TASK DETAILS: Your task is to restate the data word for word.

DATASET ENTRIES:

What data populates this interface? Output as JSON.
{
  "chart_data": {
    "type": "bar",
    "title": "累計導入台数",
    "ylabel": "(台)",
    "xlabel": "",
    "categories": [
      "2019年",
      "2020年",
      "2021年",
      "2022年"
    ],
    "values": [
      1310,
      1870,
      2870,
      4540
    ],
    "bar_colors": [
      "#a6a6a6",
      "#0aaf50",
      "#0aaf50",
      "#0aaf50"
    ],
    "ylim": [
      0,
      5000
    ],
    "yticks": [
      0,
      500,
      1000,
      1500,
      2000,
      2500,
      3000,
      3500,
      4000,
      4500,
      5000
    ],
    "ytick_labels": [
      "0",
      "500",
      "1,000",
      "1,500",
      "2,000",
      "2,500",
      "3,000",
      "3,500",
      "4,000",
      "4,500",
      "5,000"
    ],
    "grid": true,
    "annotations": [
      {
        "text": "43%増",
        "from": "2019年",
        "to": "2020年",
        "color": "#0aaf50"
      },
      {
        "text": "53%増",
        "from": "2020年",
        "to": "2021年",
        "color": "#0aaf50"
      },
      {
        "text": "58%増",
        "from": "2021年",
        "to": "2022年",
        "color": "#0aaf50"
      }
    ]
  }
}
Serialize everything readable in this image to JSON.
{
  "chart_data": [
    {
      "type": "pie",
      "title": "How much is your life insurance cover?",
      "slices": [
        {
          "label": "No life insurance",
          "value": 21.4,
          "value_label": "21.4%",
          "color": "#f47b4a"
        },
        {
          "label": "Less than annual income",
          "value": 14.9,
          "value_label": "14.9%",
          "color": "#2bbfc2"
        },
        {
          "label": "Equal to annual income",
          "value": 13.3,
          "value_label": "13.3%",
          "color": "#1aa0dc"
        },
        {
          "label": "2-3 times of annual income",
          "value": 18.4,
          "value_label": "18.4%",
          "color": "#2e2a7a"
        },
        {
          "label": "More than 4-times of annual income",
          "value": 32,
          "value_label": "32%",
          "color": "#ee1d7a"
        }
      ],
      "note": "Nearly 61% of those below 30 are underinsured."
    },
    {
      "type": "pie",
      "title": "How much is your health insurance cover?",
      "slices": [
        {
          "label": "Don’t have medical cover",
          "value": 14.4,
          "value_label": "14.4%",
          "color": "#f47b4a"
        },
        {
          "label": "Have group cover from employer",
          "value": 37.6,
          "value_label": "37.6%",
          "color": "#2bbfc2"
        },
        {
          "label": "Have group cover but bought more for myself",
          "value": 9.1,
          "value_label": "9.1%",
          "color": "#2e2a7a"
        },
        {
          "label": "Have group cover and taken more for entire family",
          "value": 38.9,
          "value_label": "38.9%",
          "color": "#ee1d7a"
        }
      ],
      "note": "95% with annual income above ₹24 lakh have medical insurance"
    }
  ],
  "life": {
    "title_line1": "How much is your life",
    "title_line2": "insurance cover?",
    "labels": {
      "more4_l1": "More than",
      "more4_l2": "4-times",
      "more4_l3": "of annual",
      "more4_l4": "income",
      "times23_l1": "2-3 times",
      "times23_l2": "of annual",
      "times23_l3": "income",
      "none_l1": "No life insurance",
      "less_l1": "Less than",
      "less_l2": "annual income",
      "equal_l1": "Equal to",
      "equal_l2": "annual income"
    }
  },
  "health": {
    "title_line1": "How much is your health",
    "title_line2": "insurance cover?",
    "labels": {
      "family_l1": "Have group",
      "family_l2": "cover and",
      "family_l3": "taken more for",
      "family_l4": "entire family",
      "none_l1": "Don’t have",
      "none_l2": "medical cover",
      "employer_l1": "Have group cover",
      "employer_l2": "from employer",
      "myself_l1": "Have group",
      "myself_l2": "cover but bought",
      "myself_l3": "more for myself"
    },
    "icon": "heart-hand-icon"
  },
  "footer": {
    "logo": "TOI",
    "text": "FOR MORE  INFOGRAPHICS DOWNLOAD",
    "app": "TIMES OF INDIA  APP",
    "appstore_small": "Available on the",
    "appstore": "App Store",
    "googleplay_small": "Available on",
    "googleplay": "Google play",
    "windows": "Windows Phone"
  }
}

EXERCISE SOLUTION:
What data populates this interface? Output as JSON.
{
  "chart_data": {
    "type": "bar",
    "title": "累計導入台数",
    "ylabel": "(台)",
    "xlabel": "",
    "categories": [
      "2019年",
      "2020年",
      "2021年",
      "2022年"
    ],
    "values": [
      1310,
      1870,
      2870,
      4540
    ],
    "bar_colors": [
      "#a6a6a6",
      "#0aaf50",
      "#0aaf50",
      "#0aaf50"
    ],
    "ylim": [
      0,
      5000
    ],
    "yticks": [
      0,
      500,
      1000,
      1500,
      2000,
      2500,
      3000,
      3500,
      4000,
      4500,
      5000
    ],
    "ytick_labels": [
      "0",
      "500",
      "1,000",
      "1,500",
      "2,000",
      "2,500",
      "3,000",
      "3,500",
      "4,000",
      "4,500",
      "5,000"
    ],
    "grid": true,
    "annotations": [
      {
        "text": "43%増",
        "from": "2019年",
        "to": "2020年",
        "color": "#0aaf50"
      },
      {
        "text": "53%増",
        "from": "2020年",
        "to": "2021年",
        "color": "#0aaf50"
      },
      {
        "text": "58%増",
        "from": "2021年",
        "to": "2022年",
        "color": "#0aaf50"
      }
    ]
  }
}
Serialize everything readable in this image to JSON.
{
  "chart_data": [
    {
      "type": "pie",
      "title": "How much is your life insurance cover?",
      "slices": [
        {
          "label": "No life insurance",
          "value": 21.4,
          "value_label": "21.4%",
          "color": "#f47b4a"
        },
        {
          "label": "Less than annual income",
          "value": 14.9,
          "value_label": "14.9%",
          "color": "#2bbfc2"
        },
        {
          "label": "Equal to annual income",
          "value": 13.3,
          "value_label": "13.3%",
          "color": "#1aa0dc"
        },
        {
          "label": "2-3 times of annual income",
          "value": 18.4,
          "value_label": "18.4%",
          "color": "#2e2a7a"
        },
        {
          "label": "More than 4-times of annual income",
          "value": 32,
          "value_label": "32%",
          "color": "#ee1d7a"
        }
      ],
      "note": "Nearly 61% of those below 30 are underinsured."
    },
    {
      "type": "pie",
      "title": "How much is your health insurance cover?",
      "slices": [
        {
          "label": "Don’t have medical cover",
          "value": 14.4,
          "value_label": "14.4%",
          "color": "#f47b4a"
        },
        {
          "label": "Have group cover from employer",
          "value": 37.6,
          "value_label": "37.6%",
          "color": "#2bbfc2"
        },
        {
          "label": "Have group cover but bought more for myself",
          "value": 9.1,
          "value_label": "9.1%",
          "color": "#2e2a7a"
        },
        {
          "label": "Have group cover and taken more for entire family",
          "value": 38.9,
          "value_label": "38.9%",
          "color": "#ee1d7a"
        }
      ],
      "note": "95% with annual income above ₹24 lakh have medical insurance"
    }
  ],
  "life": {
    "title_line1": "How much is your life",
    "title_line2": "insurance cover?",
    "labels": {
      "more4_l1": "More than",
      "more4_l2": "4-times",
      "more4_l3": "of annual",
      "more4_l4": "income",
      "times23_l1": "2-3 times",
      "times23_l2": "of annual",
      "times23_l3": "income",
      "none_l1": "No life insurance",
      "less_l1": "Less than",
      "less_l2": "annual income",
      "equal_l1": "Equal to",
      "equal_l2": "annual income"
    }
  },
  "health": {
    "title_line1": "How much is your health",
    "title_line2": "insurance cover?",
    "labels": {
      "family_l1": "Have group",
      "family_l2": "cover and",
      "family_l3": "taken more for",
      "family_l4": "entire family",
      "none_l1": "Don’t have",
      "none_l2": "medical cover",
      "employer_l1": "Have group cover",
      "employer_l2": "from employer",
      "myself_l1": "Have group",
      "myself_l2": "cover but bought",
      "myself_l3": "more for myself"
    },
    "icon": "heart-hand-icon"
  },
  "footer": {
    "logo": "TOI",
    "text": "FOR MORE  INFOGRAPHICS DOWNLOAD",
    "app": "TIMES OF INDIA  APP",
    "appstore_small": "Available on the",
    "appstore": "App Store",
    "googleplay_small": "Available on",
    "googleplay": "Google play",
    "windows": "Windows Phone"
  }
}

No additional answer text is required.